### Saved data entries
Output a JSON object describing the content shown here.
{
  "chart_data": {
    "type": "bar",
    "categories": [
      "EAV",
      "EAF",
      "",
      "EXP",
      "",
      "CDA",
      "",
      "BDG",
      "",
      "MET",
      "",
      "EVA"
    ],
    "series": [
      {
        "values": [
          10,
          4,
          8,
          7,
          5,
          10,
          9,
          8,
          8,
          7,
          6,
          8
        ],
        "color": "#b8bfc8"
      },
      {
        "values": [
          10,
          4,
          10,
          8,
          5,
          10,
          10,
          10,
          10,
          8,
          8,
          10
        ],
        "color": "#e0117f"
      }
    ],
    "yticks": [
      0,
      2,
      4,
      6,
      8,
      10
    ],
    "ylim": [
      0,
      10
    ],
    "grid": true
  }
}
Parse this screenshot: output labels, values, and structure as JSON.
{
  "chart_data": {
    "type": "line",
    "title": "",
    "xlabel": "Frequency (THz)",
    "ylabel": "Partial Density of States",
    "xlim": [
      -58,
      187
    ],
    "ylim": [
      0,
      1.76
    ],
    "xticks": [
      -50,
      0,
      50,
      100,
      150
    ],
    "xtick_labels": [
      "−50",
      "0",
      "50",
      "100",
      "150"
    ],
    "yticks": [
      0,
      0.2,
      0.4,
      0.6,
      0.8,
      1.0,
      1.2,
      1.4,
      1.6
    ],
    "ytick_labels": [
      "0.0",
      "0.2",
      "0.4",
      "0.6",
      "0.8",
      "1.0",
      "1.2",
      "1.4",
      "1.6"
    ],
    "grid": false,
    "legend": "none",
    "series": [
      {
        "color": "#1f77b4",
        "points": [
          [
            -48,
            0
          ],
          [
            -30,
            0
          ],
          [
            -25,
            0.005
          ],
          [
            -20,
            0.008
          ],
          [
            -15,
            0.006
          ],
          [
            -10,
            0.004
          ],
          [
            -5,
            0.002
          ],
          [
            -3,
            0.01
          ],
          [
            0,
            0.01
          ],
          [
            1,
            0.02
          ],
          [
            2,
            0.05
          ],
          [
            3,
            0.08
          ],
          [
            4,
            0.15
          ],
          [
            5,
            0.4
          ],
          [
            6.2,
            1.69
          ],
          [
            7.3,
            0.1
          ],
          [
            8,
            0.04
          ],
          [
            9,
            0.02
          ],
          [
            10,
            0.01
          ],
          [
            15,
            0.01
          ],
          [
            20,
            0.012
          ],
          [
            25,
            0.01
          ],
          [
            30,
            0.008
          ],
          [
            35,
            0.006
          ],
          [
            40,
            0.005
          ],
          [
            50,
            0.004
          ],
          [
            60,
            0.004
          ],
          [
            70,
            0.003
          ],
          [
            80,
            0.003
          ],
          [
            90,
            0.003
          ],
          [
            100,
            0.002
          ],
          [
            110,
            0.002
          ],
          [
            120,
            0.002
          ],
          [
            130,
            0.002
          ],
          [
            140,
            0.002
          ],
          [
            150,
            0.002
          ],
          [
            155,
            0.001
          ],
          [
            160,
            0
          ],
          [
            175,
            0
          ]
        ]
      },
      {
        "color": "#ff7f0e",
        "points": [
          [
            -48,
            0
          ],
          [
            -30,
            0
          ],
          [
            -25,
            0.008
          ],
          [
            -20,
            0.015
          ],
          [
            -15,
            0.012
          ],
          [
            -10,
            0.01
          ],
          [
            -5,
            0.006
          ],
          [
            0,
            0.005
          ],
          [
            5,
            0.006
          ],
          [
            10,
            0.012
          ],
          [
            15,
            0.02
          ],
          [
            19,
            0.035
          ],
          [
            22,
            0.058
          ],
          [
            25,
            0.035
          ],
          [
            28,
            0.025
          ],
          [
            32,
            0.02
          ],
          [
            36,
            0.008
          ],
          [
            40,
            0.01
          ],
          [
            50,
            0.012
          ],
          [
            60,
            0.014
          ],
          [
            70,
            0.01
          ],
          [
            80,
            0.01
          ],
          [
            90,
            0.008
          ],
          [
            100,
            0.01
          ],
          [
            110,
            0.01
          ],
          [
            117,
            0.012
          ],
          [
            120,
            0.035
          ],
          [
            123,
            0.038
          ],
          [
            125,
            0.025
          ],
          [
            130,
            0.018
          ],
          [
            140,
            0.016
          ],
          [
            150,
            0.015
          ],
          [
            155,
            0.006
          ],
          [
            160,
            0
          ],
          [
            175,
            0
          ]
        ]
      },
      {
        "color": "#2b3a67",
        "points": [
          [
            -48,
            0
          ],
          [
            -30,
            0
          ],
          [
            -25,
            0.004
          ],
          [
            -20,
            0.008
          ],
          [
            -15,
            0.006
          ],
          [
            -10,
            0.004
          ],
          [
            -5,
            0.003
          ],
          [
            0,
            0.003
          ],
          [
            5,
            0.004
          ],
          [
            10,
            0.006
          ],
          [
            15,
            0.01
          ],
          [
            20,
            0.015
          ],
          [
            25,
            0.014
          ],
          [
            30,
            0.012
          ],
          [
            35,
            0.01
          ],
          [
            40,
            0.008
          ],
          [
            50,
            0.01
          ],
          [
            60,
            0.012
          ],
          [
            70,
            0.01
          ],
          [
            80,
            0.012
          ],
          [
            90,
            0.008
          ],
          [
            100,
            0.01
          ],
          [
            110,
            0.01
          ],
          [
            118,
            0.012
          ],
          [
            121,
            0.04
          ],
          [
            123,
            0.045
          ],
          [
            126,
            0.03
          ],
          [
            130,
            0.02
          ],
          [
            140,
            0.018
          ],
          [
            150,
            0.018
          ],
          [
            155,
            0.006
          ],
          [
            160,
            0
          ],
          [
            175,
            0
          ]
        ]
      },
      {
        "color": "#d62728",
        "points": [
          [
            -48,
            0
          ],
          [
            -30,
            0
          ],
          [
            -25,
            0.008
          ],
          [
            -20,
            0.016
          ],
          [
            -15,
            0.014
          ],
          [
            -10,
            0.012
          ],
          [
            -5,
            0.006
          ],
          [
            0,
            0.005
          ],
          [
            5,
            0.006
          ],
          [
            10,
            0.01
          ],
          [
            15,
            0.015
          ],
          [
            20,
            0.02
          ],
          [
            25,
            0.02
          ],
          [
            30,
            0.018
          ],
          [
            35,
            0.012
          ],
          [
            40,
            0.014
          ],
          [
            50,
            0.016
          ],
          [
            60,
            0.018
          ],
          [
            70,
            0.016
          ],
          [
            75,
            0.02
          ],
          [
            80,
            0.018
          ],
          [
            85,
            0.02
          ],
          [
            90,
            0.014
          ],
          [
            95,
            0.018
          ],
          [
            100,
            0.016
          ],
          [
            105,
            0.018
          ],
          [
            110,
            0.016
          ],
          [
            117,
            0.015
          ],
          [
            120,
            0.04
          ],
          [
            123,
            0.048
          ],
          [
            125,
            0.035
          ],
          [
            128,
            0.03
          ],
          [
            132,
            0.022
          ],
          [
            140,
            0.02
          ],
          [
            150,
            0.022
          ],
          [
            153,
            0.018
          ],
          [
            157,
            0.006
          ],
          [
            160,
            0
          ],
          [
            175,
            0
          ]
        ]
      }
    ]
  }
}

### What the task requires
Type out the whole listing above again, exactly as it stands.

### Result of this task
Output a JSON object describing the content shown here.
{
  "chart_data": {
    "type": "bar",
    "categories": [
      "EAV",
      "EAF",
      "",
      "EXP",
      "",
      "CDA",
      "",
      "BDG",
      "",
      "MET",
      "",
      "EVA"
    ],
    "series": [
      {
        "values": [
          10,
          4,
          8,
          7,
          5,
          10,
          9,
          8,
          8,
          7,
          6,
          8
        ],
        "color": "#b8bfc8"
      },
      {
        "values": [
          10,
          4,
          10,
          8,
          5,
          10,
          10,
          10,
          10,
          8,
          8,
          10
        ],
        "color": "#e0117f"
      }
    ],
    "yticks": [
      0,
      2,
      4,
      6,
      8,
      10
    ],
    "ylim": [
      0,
      10
    ],
    "grid": true
  }
}
Parse this screenshot: output labels, values, and structure as JSON.
{
  "chart_data": {
    "type": "line",
    "title": "",
    "xlabel": "Frequency (THz)",
    "ylabel": "Partial Density of States",
    "xlim": [
      -58,
      187
    ],
    "ylim": [
      0,
      1.76
    ],
    "xticks": [
      -50,
      0,
      50,
      100,
      150
    ],
    "xtick_labels": [
      "−50",
      "0",
      "50",
      "100",
      "150"
    ],
    "yticks": [
      0,
      0.2,
      0.4,
      0.6,
      0.8,
      1.0,
      1.2,
      1.4,
      1.6
    ],
    "ytick_labels": [
      "0.0",
      "0.2",
      "0.4",
      "0.6",
      "0.8",
      "1.0",
      "1.2",
      "1.4",
      "1.6"
    ],
    "grid": false,
    "legend": "none",
    "series": [
      {
        "color": "#1f77b4",
        "points": [
          [
            -48,
            0
          ],
          [
            -30,
            0
          ],
          [
            -25,
            0.005
          ],
          [
            -20,
            0.008
          ],
          [
            -15,
            0.006
          ],
          [
            -10,
            0.004
          ],
          [
            -5,
            0.002
          ],
          [
            -3,
            0.01
          ],
          [
            0,
            0.01
          ],
          [
            1,
            0.02
          ],
          [
            2,
            0.05
          ],
          [
            3,
            0.08
          ],
          [
            4,
            0.15
          ],
          [
            5,
            0.4
          ],
          [
            6.2,
            1.69
          ],
          [
            7.3,
            0.1
          ],
          [
            8,
            0.04
          ],
          [
            9,
            0.02
          ],
          [
            10,
            0.01
          ],
          [
            15,
            0.01
          ],
          [
            20,
            0.012
          ],
          [
            25,
            0.01
          ],
          [
            30,
            0.008
          ],
          [
            35,
            0.006
          ],
          [
            40,
            0.005
          ],
          [
            50,
            0.004
          ],
          [
            60,
            0.004
          ],
          [
            70,
            0.003
          ],
          [
            80,
            0.003
          ],
          [
            90,
            0.003
          ],
          [
            100,
            0.002
          ],
          [
            110,
            0.002
          ],
          [
            120,
            0.002
          ],
          [
            130,
            0.002
          ],
          [
            140,
            0.002
          ],
          [
            150,
            0.002
          ],
          [
            155,
            0.001
          ],
          [
            160,
            0
          ],
          [
            175,
            0
          ]
        ]
      },
      {
        "color": "#ff7f0e",
        "points": [
          [
            -48,
            0
          ],
          [
            -30,
            0
          ],
          [
            -25,
            0.008
          ],
          [
            -20,
            0.015
          ],
          [
            -15,
            0.012
          ],
          [
            -10,
            0.01
          ],
          [
            -5,
            0.006
          ],
          [
            0,
            0.005
          ],
          [
            5,
            0.006
          ],
          [
            10,
            0.012
          ],
          [
            15,
            0.02
          ],
          [
            19,
            0.035
          ],
          [
            22,
            0.058
          ],
          [
            25,
            0.035
          ],
          [
            28,
            0.025
          ],
          [
            32,
            0.02
          ],
          [
            36,
            0.008
          ],
          [
            40,
            0.01
          ],
          [
            50,
            0.012
          ],
          [
            60,
            0.014
          ],
          [
            70,
            0.01
          ],
          [
            80,
            0.01
          ],
          [
            90,
            0.008
          ],
          [
            100,
            0.01
          ],
          [
            110,
            0.01
          ],
          [
            117,
            0.012
          ],
          [
            120,
            0.035
          ],
          [
            123,
            0.038
          ],
          [
            125,
            0.025
          ],
          [
            130,
            0.018
          ],
          [
            140,
            0.016
          ],
          [
            150,
            0.015
          ],
          [
            155,
            0.006
          ],
          [
            160,
            0
          ],
          [
            175,
            0
          ]
        ]
      },
      {
        "color": "#2b3a67",
        "points": [
          [
            -48,
            0
          ],
          [
            -30,
            0
          ],
          [
            -25,
            0.004
          ],
          [
            -20,
            0.008
          ],
          [
            -15,
            0.006
          ],
          [
            -10,
            0.004
          ],
          [
            -5,
            0.003
          ],
          [
            0,
            0.003
          ],
          [
            5,
            0.004
          ],
          [
            10,
            0.006
          ],
          [
            15,
            0.01
          ],
          [
            20,
            0.015
          ],
          [
            25,
            0.014
          ],
          [
            30,
            0.012
          ],
          [
            35,
            0.01
          ],
          [
            40,
            0.008
          ],
          [
            50,
            0.01
          ],
          [
            60,
            0.012
          ],
          [
            70,
            0.01
          ],
          [
            80,
            0.012
          ],
          [
            90,
            0.008
          ],
          [
            100,
            0.01
          ],
          [
            110,
            0.01
          ],
          [
            118,
            0.012
          ],
          [
            121,
            0.04
          ],
          [
            123,
            0.045
          ],
          [
            126,
            0.03
          ],
          [
            130,
            0.02
          ],
          [
            140,
            0.018
          ],
          [
            150,
            0.018
          ],
          [
            155,
            0.006
          ],
          [
            160,
            0
          ],
          [
            175,
            0
          ]
        ]
      },
      {
        "color": "#d62728",
        "points": [
          [
            -48,
            0
          ],
          [
            -30,
            0
          ],
          [
            -25,
            0.008
          ],
          [
            -20,
            0.016
          ],
          [
            -15,
            0.014
          ],
          [
            -10,
            0.012
          ],
          [
            -5,
            0.006
          ],
          [
            0,
            0.005
          ],
          [
            5,
            0.006
          ],
          [
            10,
            0.01
          ],
          [
            15,
            0.015
          ],
          [
            20,
            0.02
          ],
          [
            25,
            0.02
          ],
          [
            30,
            0.018
          ],
          [
            35,
            0.012
          ],
          [
            40,
            0.014
          ],
          [
            50,
            0.016
          ],
          [
            60,
            0.018
          ],
          [
            70,
            0.016
          ],
          [
            75,
            0.02
          ],
          [
            80,
            0.018
          ],
          [
            85,
            0.02
          ],
          [
            90,
            0.014
          ],
          [
            95,
            0.018
          ],
          [
            100,
            0.016
          ],
          [
            105,
            0.018
          ],
          [
            110,
            0.016
          ],
          [
            117,
            0.015
          ],
          [
            120,
            0.04
          ],
          [
            123,
            0.048
          ],
          [
            125,
            0.035
          ],
          [
            128,
            0.03
          ],
          [
            132,
            0.022
          ],
          [
            140,
            0.02
          ],
          [
            150,
            0.022
          ],
          [
            153,
            0.018
          ],
          [
            157,
            0.006
          ],
          [
            160,
            0
          ],
          [
            175,
            0
          ]
        ]
      }
    ]
  }
}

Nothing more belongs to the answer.